Saved data entries

----

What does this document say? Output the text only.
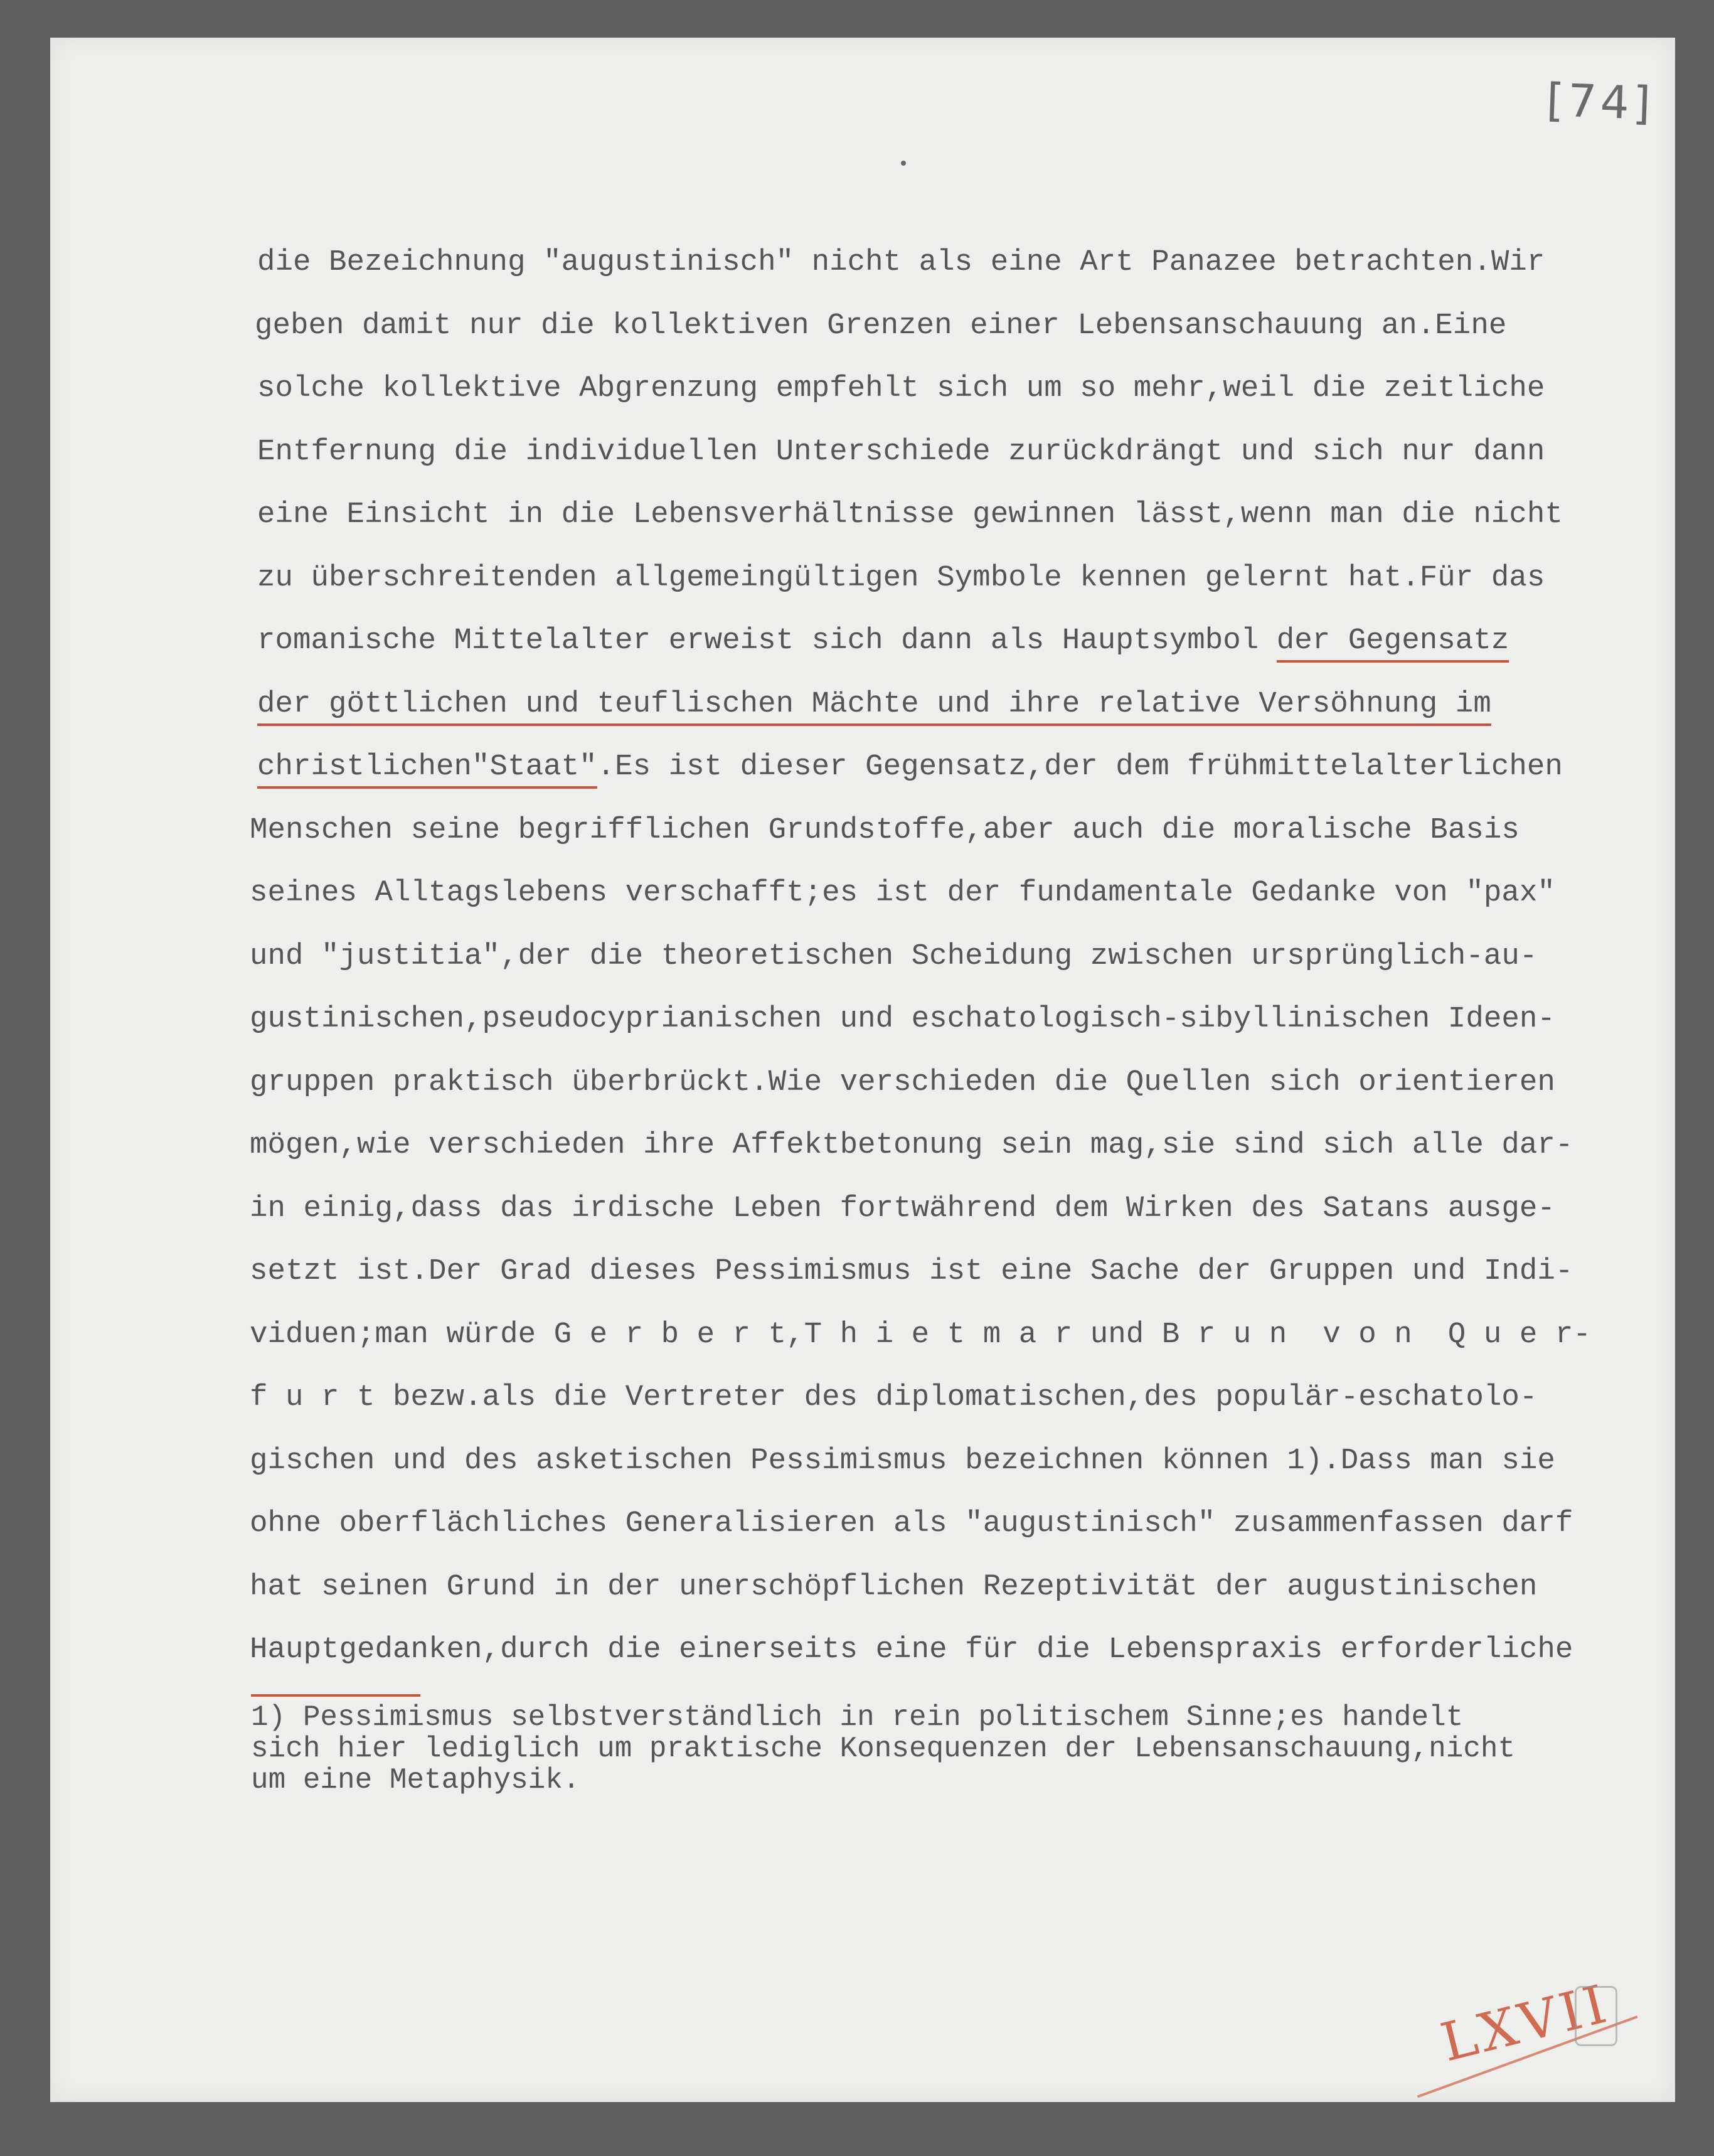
[74]
die Bezeichnung "augustinisch" nicht als eine Art Panazee betrachten.Wir
geben damit nur die kollektiven Grenzen einer Lebensanschauung an.Eine
solche kollektive Abgrenzung empfehlt sich um so mehr,weil die zeitliche
Entfernung die individuellen Unterschiede zurückdrängt und sich nur dann
eine Einsicht in die Lebensverhältnisse gewinnen lässt,wenn man die nicht
zu überschreitenden allgemeingültigen Symbole kennen gelernt hat.Für das
romanische Mittelalter erweist sich dann als Hauptsymbol der Gegensatz
der göttlichen und teuflischen Mächte und ihre relative Versöhnung im
christlichen"Staat".Es ist dieser Gegensatz,der dem frühmittelalterlichen
Menschen seine begrifflichen Grundstoffe,aber auch die moralische Basis
seines Alltagslebens verschafft;es ist der fundamentale Gedanke von "pax"
und "justitia",der die theoretischen Scheidung zwischen ursprünglich-au-
gustinischen,pseudocyprianischen und eschatologisch-sibyllinischen Ideen-
gruppen praktisch überbrückt.Wie verschieden die Quellen sich orientieren
mögen,wie verschieden ihre Affektbetonung sein mag,sie sind sich alle dar-
in einig,dass das irdische Leben fortwährend dem Wirken des Satans ausge-
setzt ist.Der Grad dieses Pessimismus ist eine Sache der Gruppen und Indi-
viduen;man würde G e r b e r t,T h i e t m a r und B r u n  v o n  Q u e r-
f u r t bezw.als die Vertreter des diplomatischen,des populär-eschatolo-
gischen und des asketischen Pessimismus bezeichnen können 1).Dass man sie
ohne oberflächliches Generalisieren als "augustinisch" zusammenfassen darf
hat seinen Grund in der unerschöpflichen Rezeptivität der augustinischen
Hauptgedanken,durch die einerseits eine für die Lebenspraxis erforderliche
1) Pessimismus selbstverständlich in rein politischem Sinne;es handelt
sich hier lediglich um praktische Konsequenzen der Lebensanschauung,nicht
um eine Metaphysik.
LXVII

----

▶ _Given exercise_:
Quote all of the entries word for word, omitting any pictures.

▶ _Completed exercise_:
What does this document say? Output the text only.
[74]
die Bezeichnung "augustinisch" nicht als eine Art Panazee betrachten.Wir
geben damit nur die kollektiven Grenzen einer Lebensanschauung an.Eine
solche kollektive Abgrenzung empfehlt sich um so mehr,weil die zeitliche
Entfernung die individuellen Unterschiede zurückdrängt und sich nur dann
eine Einsicht in die Lebensverhältnisse gewinnen lässt,wenn man die nicht
zu überschreitenden allgemeingültigen Symbole kennen gelernt hat.Für das
romanische Mittelalter erweist sich dann als Hauptsymbol der Gegensatz
der göttlichen und teuflischen Mächte und ihre relative Versöhnung im
christlichen"Staat".Es ist dieser Gegensatz,der dem frühmittelalterlichen
Menschen seine begrifflichen Grundstoffe,aber auch die moralische Basis
seines Alltagslebens verschafft;es ist der fundamentale Gedanke von "pax"
und "justitia",der die theoretischen Scheidung zwischen ursprünglich-au-
gustinischen,pseudocyprianischen und eschatologisch-sibyllinischen Ideen-
gruppen praktisch überbrückt.Wie verschieden die Quellen sich orientieren
mögen,wie verschieden ihre Affektbetonung sein mag,sie sind sich alle dar-
in einig,dass das irdische Leben fortwährend dem Wirken des Satans ausge-
setzt ist.Der Grad dieses Pessimismus ist eine Sache der Gruppen und Indi-
viduen;man würde G e r b e r t,T h i e t m a r und B r u n  v o n  Q u e r-
f u r t bezw.als die Vertreter des diplomatischen,des populär-eschatolo-
gischen und des asketischen Pessimismus bezeichnen können 1).Dass man sie
ohne oberflächliches Generalisieren als "augustinisch" zusammenfassen darf
hat seinen Grund in der unerschöpflichen Rezeptivität der augustinischen
Hauptgedanken,durch die einerseits eine für die Lebenspraxis erforderliche
1) Pessimismus selbstverständlich in rein politischem Sinne;es handelt
sich hier lediglich um praktische Konsequenzen der Lebensanschauung,nicht
um eine Metaphysik.
LXVII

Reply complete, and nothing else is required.